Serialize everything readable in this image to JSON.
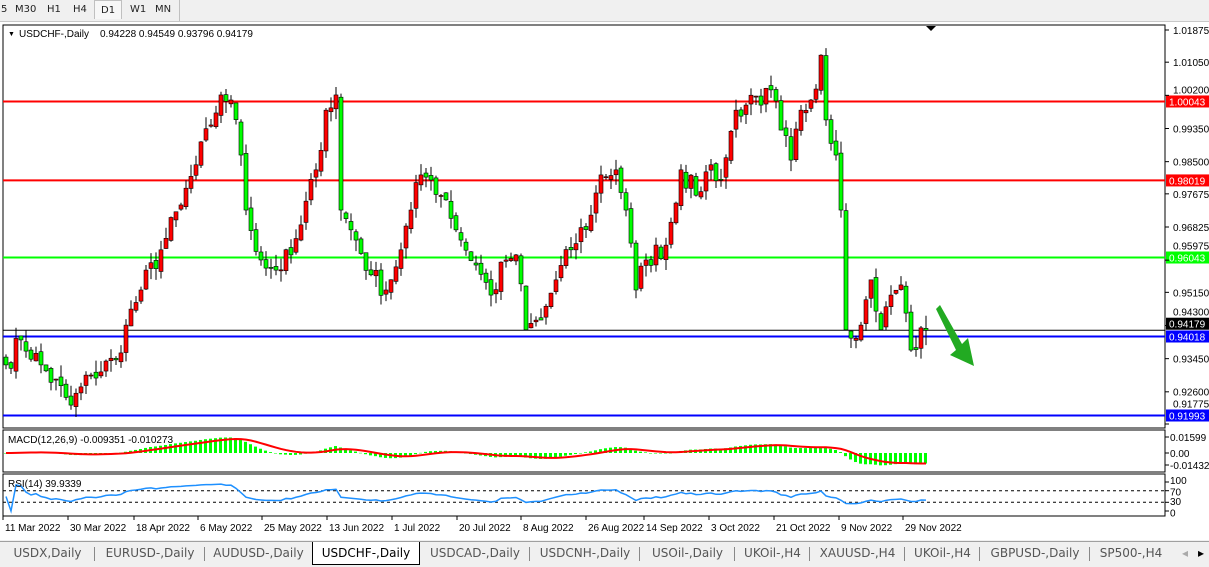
{
  "toolbar": {
    "timeframes": [
      {
        "label": "5",
        "selected": false
      },
      {
        "label": "M30",
        "selected": false
      },
      {
        "label": "H1",
        "selected": false
      },
      {
        "label": "H4",
        "selected": false
      },
      {
        "label": "D1",
        "selected": true
      },
      {
        "label": "W1",
        "selected": false
      },
      {
        "label": "MN",
        "selected": false
      }
    ]
  },
  "chart": {
    "header": "USDCHF-,Daily",
    "ohlc": "0.94228 0.94549 0.93796 0.94179",
    "last_price": "0.94179",
    "price_ticks": [
      "1.01875",
      "1.01050",
      "1.00200",
      "0.99350",
      "0.98500",
      "0.97675",
      "0.96825",
      "0.95975",
      "0.95150",
      "0.94300",
      "0.93450",
      "0.92600",
      "0.91775"
    ],
    "levels": [
      {
        "price": 1.00043,
        "label": "1.00043",
        "color": "#ff0000"
      },
      {
        "price": 0.98019,
        "label": "0.98019",
        "color": "#ff0000"
      },
      {
        "price": 0.96043,
        "label": "0.96043",
        "color": "#00ff00"
      },
      {
        "price": 0.94018,
        "label": "0.94018",
        "color": "#0000ff"
      },
      {
        "price": 0.91993,
        "label": "0.91993",
        "color": "#0000ff"
      }
    ],
    "bull_color": "#ff0000",
    "bear_color": "#00ff00",
    "arrow_color": "#22aa22",
    "close_path": [
      [
        0,
        0.9329
      ],
      [
        3,
        0.9393
      ],
      [
        7,
        0.9329
      ],
      [
        13,
        0.9226
      ],
      [
        17,
        0.9303
      ],
      [
        22,
        0.9342
      ],
      [
        24,
        0.9431
      ],
      [
        27,
        0.9521
      ],
      [
        31,
        0.9624
      ],
      [
        35,
        0.9739
      ],
      [
        38,
        0.9842
      ],
      [
        41,
        0.9944
      ],
      [
        43,
        1.0021
      ],
      [
        45,
        1.0008
      ],
      [
        47,
        0.9867
      ],
      [
        48,
        0.9726
      ],
      [
        51,
        0.9598
      ],
      [
        54,
        0.9572
      ],
      [
        57,
        0.9611
      ],
      [
        59,
        0.9688
      ],
      [
        62,
        0.9829
      ],
      [
        64,
        0.9982
      ],
      [
        66,
        1.0021
      ],
      [
        67,
        0.9726
      ],
      [
        70,
        0.9649
      ],
      [
        73,
        0.956
      ],
      [
        76,
        0.9521
      ],
      [
        79,
        0.9624
      ],
      [
        81,
        0.9726
      ],
      [
        83,
        0.9816
      ],
      [
        85,
        0.9803
      ],
      [
        88,
        0.9752
      ],
      [
        91,
        0.9649
      ],
      [
        94,
        0.9585
      ],
      [
        97,
        0.9508
      ],
      [
        100,
        0.9598
      ],
      [
        102,
        0.9611
      ],
      [
        104,
        0.9419
      ],
      [
        107,
        0.9444
      ],
      [
        110,
        0.9547
      ],
      [
        113,
        0.9624
      ],
      [
        117,
        0.9713
      ],
      [
        119,
        0.9816
      ],
      [
        122,
        0.9829
      ],
      [
        124,
        0.9726
      ],
      [
        126,
        0.9521
      ],
      [
        128,
        0.9598
      ],
      [
        132,
        0.9636
      ],
      [
        135,
        0.9829
      ],
      [
        138,
        0.9764
      ],
      [
        141,
        0.9842
      ],
      [
        143,
        0.9803
      ],
      [
        146,
        0.9982
      ],
      [
        148,
        0.9995
      ],
      [
        151,
        0.9995
      ],
      [
        153,
        1.0034
      ],
      [
        155,
        0.9931
      ],
      [
        157,
        0.9854
      ],
      [
        159,
        0.9982
      ],
      [
        161,
        1.0008
      ],
      [
        163,
        1.0123
      ],
      [
        164,
        0.9957
      ],
      [
        166,
        0.9867
      ],
      [
        167,
        0.9726
      ],
      [
        168,
        0.9419
      ],
      [
        171,
        0.9431
      ],
      [
        173,
        0.9547
      ],
      [
        175,
        0.9419
      ],
      [
        177,
        0.9508
      ],
      [
        179,
        0.9534
      ],
      [
        181,
        0.9367
      ],
      [
        184,
        0.9418
      ]
    ],
    "dates": [
      "11 Mar 2022",
      "30 Mar 2022",
      "18 Apr 2022",
      "6 May 2022",
      "25 May 2022",
      "13 Jun 2022",
      "1 Jul 2022",
      "20 Jul 2022",
      "8 Aug 2022",
      "26 Aug 2022",
      "14 Sep 2022",
      "3 Oct 2022",
      "21 Oct 2022",
      "9 Nov 2022",
      "29 Nov 2022"
    ]
  },
  "macd": {
    "label": "MACD(12,26,9) -0.009351 -0.010273",
    "ticks": [
      "0.01599",
      "0.00",
      "-0.014321"
    ],
    "hist_color": "#00ff00",
    "signal_color": "#ff0000"
  },
  "rsi": {
    "label": "RSI(14) 39.9339",
    "ticks": [
      "100",
      "70",
      "30",
      "0"
    ],
    "line_color": "#1e90ff"
  },
  "tabs": [
    {
      "label": "USDX,Daily",
      "active": false
    },
    {
      "label": "EURUSD-,Daily",
      "active": false
    },
    {
      "label": "AUDUSD-,Daily",
      "active": false
    },
    {
      "label": "USDCHF-,Daily",
      "active": true
    },
    {
      "label": "USDCAD-,Daily",
      "active": false
    },
    {
      "label": "USDCNH-,Daily",
      "active": false
    },
    {
      "label": "USOil-,Daily",
      "active": false
    },
    {
      "label": "UKOil-,H4",
      "active": false
    },
    {
      "label": "XAUUSD-,H4",
      "active": false
    },
    {
      "label": "UKOil-,H4",
      "active": false
    },
    {
      "label": "GBPUSD-,Daily",
      "active": false
    },
    {
      "label": "SP500-,H4",
      "active": false
    }
  ]
}
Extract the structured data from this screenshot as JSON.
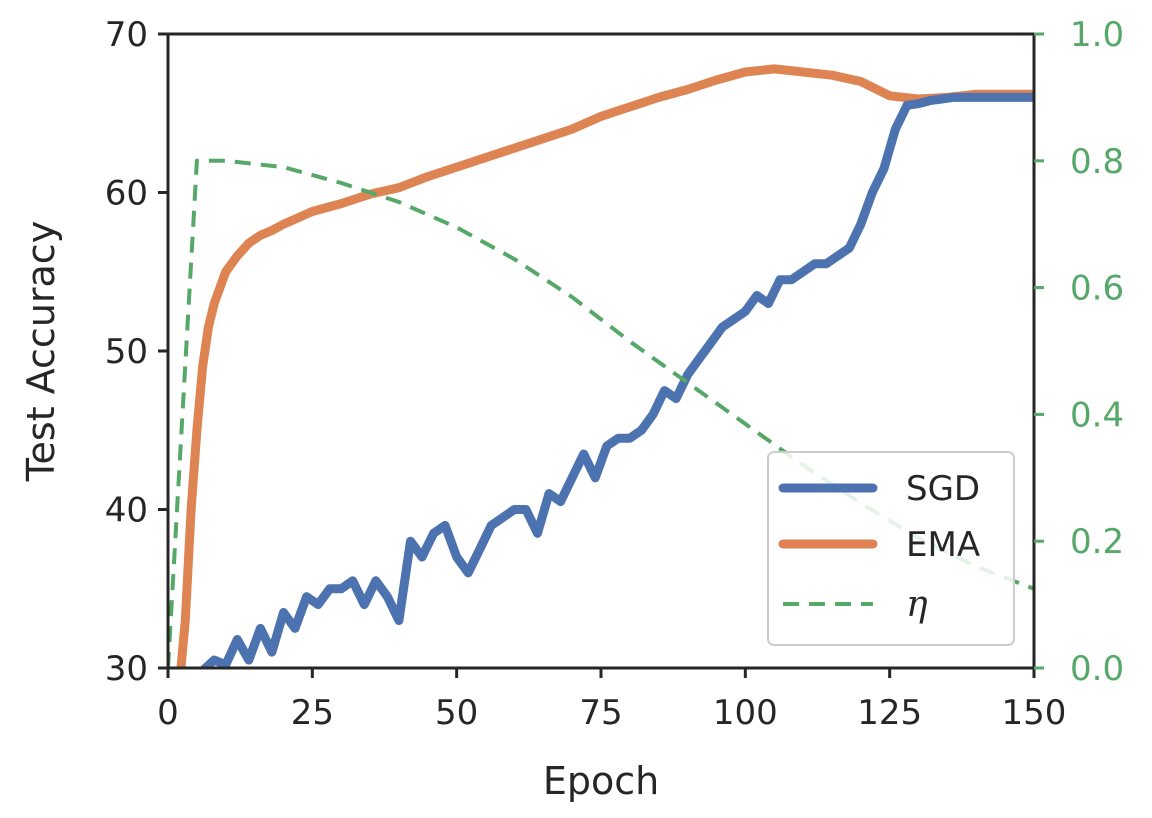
{
  "chart_data": {
    "type": "line",
    "title": "",
    "xlabel": "Epoch",
    "ylabel": "Test Accuracy",
    "y2label": "",
    "xlim": [
      0,
      150
    ],
    "ylim": [
      30,
      70
    ],
    "y2lim": [
      0.0,
      1.0
    ],
    "x_ticks": [
      "0",
      "25",
      "50",
      "75",
      "100",
      "125",
      "150"
    ],
    "y_ticks": [
      "30",
      "40",
      "50",
      "60",
      "70"
    ],
    "y2_ticks": [
      "0.0",
      "0.2",
      "0.4",
      "0.6",
      "0.8",
      "1.0"
    ],
    "grid": false,
    "legend_position": "lower-right",
    "right_axis_color": "#55a868",
    "series": [
      {
        "name": "SGD",
        "axis": "left",
        "color": "#4c72b0",
        "style": "solid",
        "x": [
          0,
          5,
          8,
          10,
          12,
          14,
          16,
          18,
          20,
          22,
          24,
          26,
          28,
          30,
          32,
          34,
          36,
          38,
          40,
          42,
          44,
          46,
          48,
          50,
          52,
          54,
          56,
          58,
          60,
          62,
          64,
          66,
          68,
          70,
          72,
          74,
          76,
          78,
          80,
          82,
          84,
          86,
          88,
          90,
          92,
          94,
          96,
          98,
          100,
          102,
          104,
          106,
          108,
          110,
          112,
          114,
          116,
          118,
          120,
          122,
          124,
          126,
          128,
          130,
          132,
          134,
          136,
          138,
          140,
          142,
          144,
          146,
          148,
          150
        ],
        "values": [
          29,
          29.5,
          30.5,
          30.2,
          31.8,
          30.5,
          32.5,
          31,
          33.5,
          32.5,
          34.5,
          34,
          35,
          35,
          35.5,
          34,
          35.5,
          34.5,
          33,
          38,
          37,
          38.5,
          39,
          37,
          36,
          37.5,
          39,
          39.5,
          40,
          40,
          38.5,
          41,
          40.5,
          42,
          43.5,
          42,
          44,
          44.5,
          44.5,
          45,
          46,
          47.5,
          47,
          48.5,
          49.5,
          50.5,
          51.5,
          52,
          52.5,
          53.5,
          53,
          54.5,
          54.5,
          55,
          55.5,
          55.5,
          56,
          56.5,
          58,
          60,
          61.5,
          64,
          65.5,
          65.6,
          65.8,
          65.9,
          66,
          66,
          66,
          66,
          66,
          66,
          66,
          66
        ]
      },
      {
        "name": "EMA",
        "axis": "left",
        "color": "#dd8452",
        "style": "solid",
        "x": [
          0,
          2,
          3,
          4,
          5,
          6,
          7,
          8,
          10,
          12,
          14,
          16,
          18,
          20,
          25,
          30,
          35,
          40,
          45,
          50,
          55,
          60,
          65,
          70,
          75,
          80,
          85,
          90,
          95,
          100,
          105,
          110,
          115,
          120,
          125,
          130,
          135,
          140,
          145,
          150
        ],
        "values": [
          28,
          29,
          33,
          40,
          45,
          49,
          51.5,
          53,
          55,
          56,
          56.8,
          57.3,
          57.6,
          58,
          58.8,
          59.3,
          59.9,
          60.3,
          61,
          61.6,
          62.2,
          62.8,
          63.4,
          64,
          64.8,
          65.4,
          66,
          66.5,
          67.1,
          67.6,
          67.8,
          67.6,
          67.4,
          67,
          66.1,
          65.9,
          66,
          66.2,
          66.2,
          66.2
        ]
      },
      {
        "name": "η",
        "axis": "right",
        "color": "#55a868",
        "style": "dashed",
        "x": [
          0,
          5,
          10,
          20,
          30,
          40,
          50,
          60,
          70,
          80,
          90,
          100,
          110,
          120,
          130,
          140,
          150
        ],
        "values": [
          0.0,
          0.8,
          0.8,
          0.79,
          0.765,
          0.735,
          0.695,
          0.645,
          0.585,
          0.515,
          0.45,
          0.385,
          0.32,
          0.26,
          0.205,
          0.16,
          0.125
        ]
      }
    ]
  }
}
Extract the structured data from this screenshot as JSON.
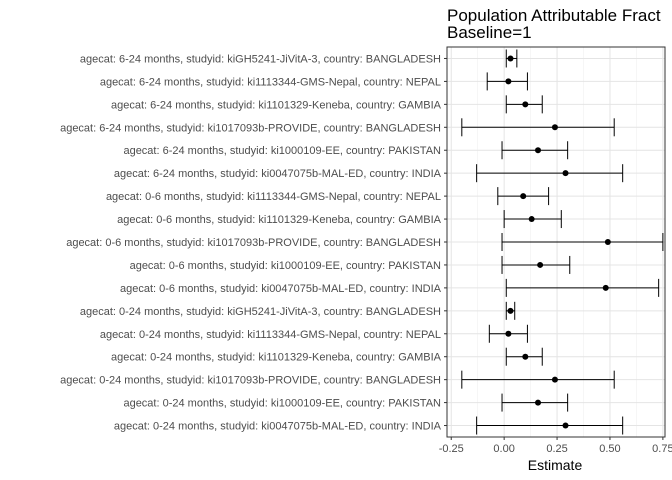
{
  "chart_data": {
    "type": "forest",
    "title": "Population Attributable Fract",
    "subtitle": "Baseline=1",
    "xlabel": "Estimate",
    "ylabel": "",
    "xlim": [
      -0.27,
      0.76
    ],
    "x_ticks": [
      -0.25,
      0.0,
      0.25,
      0.5,
      0.75
    ],
    "x_tick_labels": [
      "-0.25",
      "0.00",
      "0.25",
      "0.50",
      "0.75"
    ],
    "grid": true,
    "rows": [
      {
        "label": "agecat: 6-24 months, studyid: kiGH5241-JiVitA-3, country: BANGLADESH",
        "estimate": 0.03,
        "lower": 0.01,
        "upper": 0.06
      },
      {
        "label": "agecat: 6-24 months, studyid: ki1113344-GMS-Nepal, country: NEPAL",
        "estimate": 0.02,
        "lower": -0.08,
        "upper": 0.11
      },
      {
        "label": "agecat: 6-24 months, studyid: ki1101329-Keneba, country: GAMBIA",
        "estimate": 0.1,
        "lower": 0.01,
        "upper": 0.18
      },
      {
        "label": "agecat: 6-24 months, studyid: ki1017093b-PROVIDE, country: BANGLADESH",
        "estimate": 0.24,
        "lower": -0.2,
        "upper": 0.52
      },
      {
        "label": "agecat: 6-24 months, studyid: ki1000109-EE, country: PAKISTAN",
        "estimate": 0.16,
        "lower": -0.01,
        "upper": 0.3
      },
      {
        "label": "agecat: 6-24 months, studyid: ki0047075b-MAL-ED, country: INDIA",
        "estimate": 0.29,
        "lower": -0.13,
        "upper": 0.56
      },
      {
        "label": "agecat: 0-6 months, studyid: ki1113344-GMS-Nepal, country: NEPAL",
        "estimate": 0.09,
        "lower": -0.03,
        "upper": 0.21
      },
      {
        "label": "agecat: 0-6 months, studyid: ki1101329-Keneba, country: GAMBIA",
        "estimate": 0.13,
        "lower": 0.0,
        "upper": 0.27
      },
      {
        "label": "agecat: 0-6 months, studyid: ki1017093b-PROVIDE, country: BANGLADESH",
        "estimate": 0.49,
        "lower": -0.01,
        "upper": 0.75
      },
      {
        "label": "agecat: 0-6 months, studyid: ki1000109-EE, country: PAKISTAN",
        "estimate": 0.17,
        "lower": -0.01,
        "upper": 0.31
      },
      {
        "label": "agecat: 0-6 months, studyid: ki0047075b-MAL-ED, country: INDIA",
        "estimate": 0.48,
        "lower": 0.01,
        "upper": 0.73
      },
      {
        "label": "agecat: 0-24 months, studyid: kiGH5241-JiVitA-3, country: BANGLADESH",
        "estimate": 0.03,
        "lower": 0.01,
        "upper": 0.05
      },
      {
        "label": "agecat: 0-24 months, studyid: ki1113344-GMS-Nepal, country: NEPAL",
        "estimate": 0.02,
        "lower": -0.07,
        "upper": 0.11
      },
      {
        "label": "agecat: 0-24 months, studyid: ki1101329-Keneba, country: GAMBIA",
        "estimate": 0.1,
        "lower": 0.01,
        "upper": 0.18
      },
      {
        "label": "agecat: 0-24 months, studyid: ki1017093b-PROVIDE, country: BANGLADESH",
        "estimate": 0.24,
        "lower": -0.2,
        "upper": 0.52
      },
      {
        "label": "agecat: 0-24 months, studyid: ki1000109-EE, country: PAKISTAN",
        "estimate": 0.16,
        "lower": -0.01,
        "upper": 0.3
      },
      {
        "label": "agecat: 0-24 months, studyid: ki0047075b-MAL-ED, country: INDIA",
        "estimate": 0.29,
        "lower": -0.13,
        "upper": 0.56
      }
    ]
  }
}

• • • • •

_Request:_ Find how many lines of the material carry the string "INDIA". Only the number should be in the answer.

_Response:_ 3